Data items
-- start --

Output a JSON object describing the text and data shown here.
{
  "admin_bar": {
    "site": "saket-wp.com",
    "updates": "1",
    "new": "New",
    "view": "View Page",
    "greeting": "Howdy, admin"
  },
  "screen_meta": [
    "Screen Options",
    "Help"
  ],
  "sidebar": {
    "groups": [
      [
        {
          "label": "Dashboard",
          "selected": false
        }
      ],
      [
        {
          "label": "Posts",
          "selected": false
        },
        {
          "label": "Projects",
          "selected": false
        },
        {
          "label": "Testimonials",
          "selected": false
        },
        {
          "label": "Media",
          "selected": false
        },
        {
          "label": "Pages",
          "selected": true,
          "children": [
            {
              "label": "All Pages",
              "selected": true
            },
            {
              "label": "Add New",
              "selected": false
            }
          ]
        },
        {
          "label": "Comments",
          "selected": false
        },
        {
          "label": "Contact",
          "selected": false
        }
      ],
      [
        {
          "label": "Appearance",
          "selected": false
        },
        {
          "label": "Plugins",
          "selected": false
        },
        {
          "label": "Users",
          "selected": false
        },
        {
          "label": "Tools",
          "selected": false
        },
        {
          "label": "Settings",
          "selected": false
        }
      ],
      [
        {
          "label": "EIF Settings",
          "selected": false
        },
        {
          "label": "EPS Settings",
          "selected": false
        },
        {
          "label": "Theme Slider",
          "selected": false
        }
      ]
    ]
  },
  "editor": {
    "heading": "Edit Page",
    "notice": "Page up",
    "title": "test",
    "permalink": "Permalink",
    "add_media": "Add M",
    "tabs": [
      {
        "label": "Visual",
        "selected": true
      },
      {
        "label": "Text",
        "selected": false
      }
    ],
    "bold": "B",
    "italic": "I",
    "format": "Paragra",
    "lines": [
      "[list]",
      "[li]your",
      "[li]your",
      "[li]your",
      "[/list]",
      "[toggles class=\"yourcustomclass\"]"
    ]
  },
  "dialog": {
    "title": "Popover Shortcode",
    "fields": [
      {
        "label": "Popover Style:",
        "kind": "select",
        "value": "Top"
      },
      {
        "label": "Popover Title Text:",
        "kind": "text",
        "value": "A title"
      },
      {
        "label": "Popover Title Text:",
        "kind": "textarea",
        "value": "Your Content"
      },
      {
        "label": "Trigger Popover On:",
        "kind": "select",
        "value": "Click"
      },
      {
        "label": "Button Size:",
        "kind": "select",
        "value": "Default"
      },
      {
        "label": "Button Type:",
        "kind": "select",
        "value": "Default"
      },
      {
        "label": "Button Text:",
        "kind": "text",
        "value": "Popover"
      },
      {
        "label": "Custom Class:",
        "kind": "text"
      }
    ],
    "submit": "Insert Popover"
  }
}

-- end --

_What is needed_
Type out the entries again, word for word.

_Right answer_
Output a JSON object describing the text and data shown here.
{
  "admin_bar": {
    "site": "saket-wp.com",
    "updates": "1",
    "new": "New",
    "view": "View Page",
    "greeting": "Howdy, admin"
  },
  "screen_meta": [
    "Screen Options",
    "Help"
  ],
  "sidebar": {
    "groups": [
      [
        {
          "label": "Dashboard",
          "selected": false
        }
      ],
      [
        {
          "label": "Posts",
          "selected": false
        },
        {
          "label": "Projects",
          "selected": false
        },
        {
          "label": "Testimonials",
          "selected": false
        },
        {
          "label": "Media",
          "selected": false
        },
        {
          "label": "Pages",
          "selected": true,
          "children": [
            {
              "label": "All Pages",
              "selected": true
            },
            {
              "label": "Add New",
              "selected": false
            }
          ]
        },
        {
          "label": "Comments",
          "selected": false
        },
        {
          "label": "Contact",
          "selected": false
        }
      ],
      [
        {
          "label": "Appearance",
          "selected": false
        },
        {
          "label": "Plugins",
          "selected": false
        },
        {
          "label": "Users",
          "selected": false
        },
        {
          "label": "Tools",
          "selected": false
        },
        {
          "label": "Settings",
          "selected": false
        }
      ],
      [
        {
          "label": "EIF Settings",
          "selected": false
        },
        {
          "label": "EPS Settings",
          "selected": false
        },
        {
          "label": "Theme Slider",
          "selected": false
        }
      ]
    ]
  },
  "editor": {
    "heading": "Edit Page",
    "notice": "Page up",
    "title": "test",
    "permalink": "Permalink",
    "add_media": "Add M",
    "tabs": [
      {
        "label": "Visual",
        "selected": true
      },
      {
        "label": "Text",
        "selected": false
      }
    ],
    "bold": "B",
    "italic": "I",
    "format": "Paragra",
    "lines": [
      "[list]",
      "[li]your",
      "[li]your",
      "[li]your",
      "[/list]",
      "[toggles class=\"yourcustomclass\"]"
    ]
  },
  "dialog": {
    "title": "Popover Shortcode",
    "fields": [
      {
        "label": "Popover Style:",
        "kind": "select",
        "value": "Top"
      },
      {
        "label": "Popover Title Text:",
        "kind": "text",
        "value": "A title"
      },
      {
        "label": "Popover Title Text:",
        "kind": "textarea",
        "value": "Your Content"
      },
      {
        "label": "Trigger Popover On:",
        "kind": "select",
        "value": "Click"
      },
      {
        "label": "Button Size:",
        "kind": "select",
        "value": "Default"
      },
      {
        "label": "Button Type:",
        "kind": "select",
        "value": "Default"
      },
      {
        "label": "Button Text:",
        "kind": "text",
        "value": "Popover"
      },
      {
        "label": "Custom Class:",
        "kind": "text"
      }
    ],
    "submit": "Insert Popover"
  }
}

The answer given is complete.